Aim of the exercise:
In the entries below, locate the line with "Transcribe the text in this document.", then give again that line and all lines after it, exactly, with pictures omitted.

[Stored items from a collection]
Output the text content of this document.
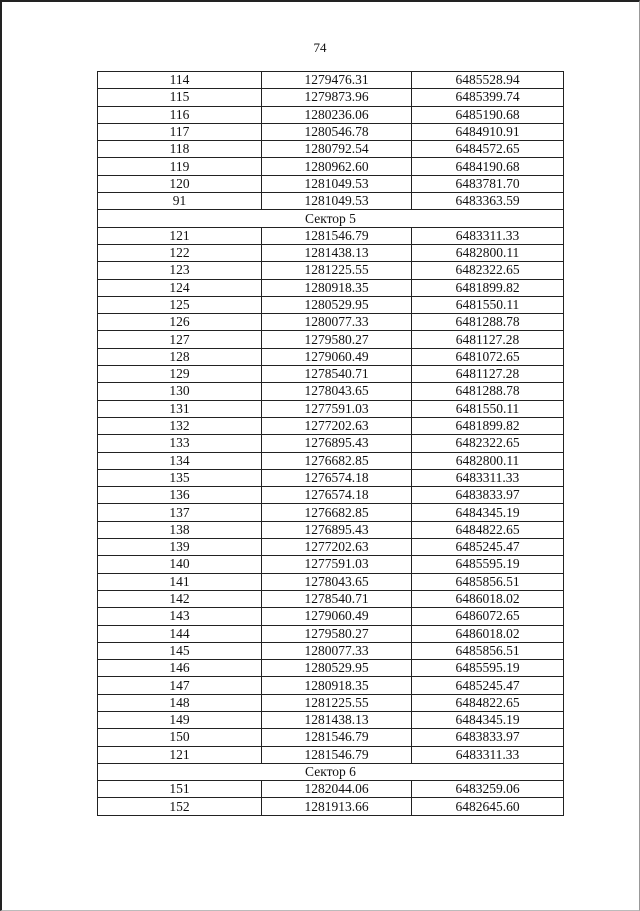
74
114	1279476.31	6485528.94
115	1279873.96	6485399.74
116	1280236.06	6485190.68
117	1280546.78	6484910.91
118	1280792.54	6484572.65
119	1280962.60	6484190.68
120	1281049.53	6483781.70
91	1281049.53	6483363.59
Сектор 5		
121	1281546.79	6483311.33
122	1281438.13	6482800.11
123	1281225.55	6482322.65
124	1280918.35	6481899.82
125	1280529.95	6481550.11
126	1280077.33	6481288.78
127	1279580.27	6481127.28
128	1279060.49	6481072.65
129	1278540.71	6481127.28
130	1278043.65	6481288.78
131	1277591.03	6481550.11
132	1277202.63	6481899.82
133	1276895.43	6482322.65
134	1276682.85	6482800.11
135	1276574.18	6483311.33
136	1276574.18	6483833.97
137	1276682.85	6484345.19
138	1276895.43	6484822.65
139	1277202.63	6485245.47
140	1277591.03	6485595.19
141	1278043.65	6485856.51
142	1278540.71	6486018.02
143	1279060.49	6486072.65
144	1279580.27	6486018.02
145	1280077.33	6485856.51
146	1280529.95	6485595.19
147	1280918.35	6485245.47
148	1281225.55	6484822.65
149	1281438.13	6484345.19
150	1281546.79	6483833.97
121	1281546.79	6483311.33
Сектор 6		
151	1282044.06	6483259.06
152	1281913.66	6482645.60
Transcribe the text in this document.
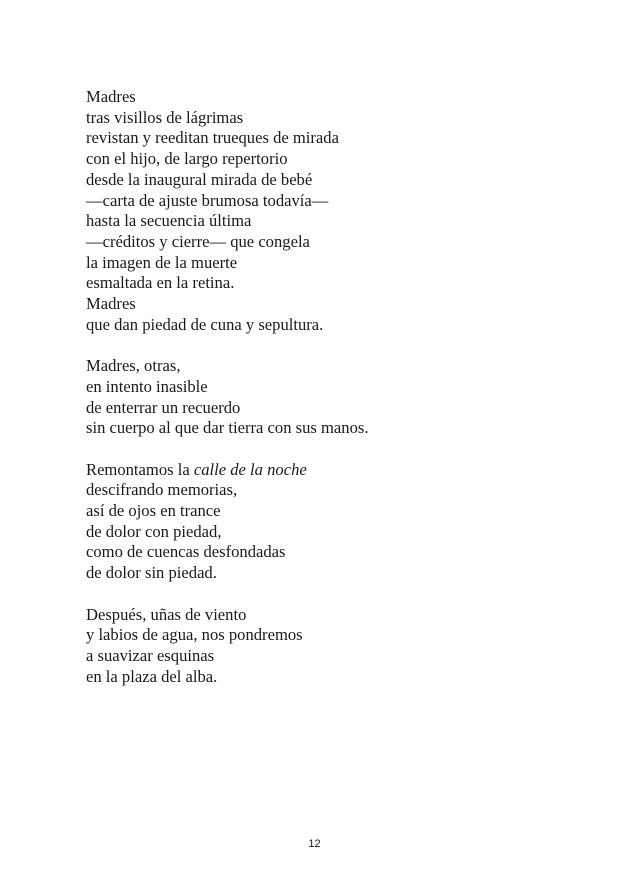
Madres
tras visillos de lágrimas
revistan y reeditan trueques de mirada
con el hijo, de largo repertorio
desde la inaugural mirada de bebé
—carta de ajuste brumosa todavía—
hasta la secuencia última
—créditos y cierre— que congela
la imagen de la muerte
esmaltada en la retina.
Madres
que dan piedad de cuna y sepultura.
Madres, otras,
en intento inasible
de enterrar un recuerdo
sin cuerpo al que dar tierra con sus manos.
Remontamos la calle de la noche
descifrando memorias,
así de ojos en trance
de dolor con piedad,
como de cuencas desfondadas
de dolor sin piedad.
Después, uñas de viento
y labios de agua, nos pondremos
a suavizar esquinas
en la plaza del alba.
12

Answer in full:
Transcribe the text in this document.
Madres
tras visillos de lágrimas
revistan y reeditan trueques de mirada
con el hijo, de largo repertorio
desde la inaugural mirada de bebé
—carta de ajuste brumosa todavía—
hasta la secuencia última
—créditos y cierre— que congela
la imagen de la muerte
esmaltada en la retina.
Madres
que dan piedad de cuna y sepultura.
Madres, otras,
en intento inasible
de enterrar un recuerdo
sin cuerpo al que dar tierra con sus manos.
Remontamos la calle de la noche
descifrando memorias,
así de ojos en trance
de dolor con piedad,
como de cuencas desfondadas
de dolor sin piedad.
Después, uñas de viento
y labios de agua, nos pondremos
a suavizar esquinas
en la plaza del alba.
12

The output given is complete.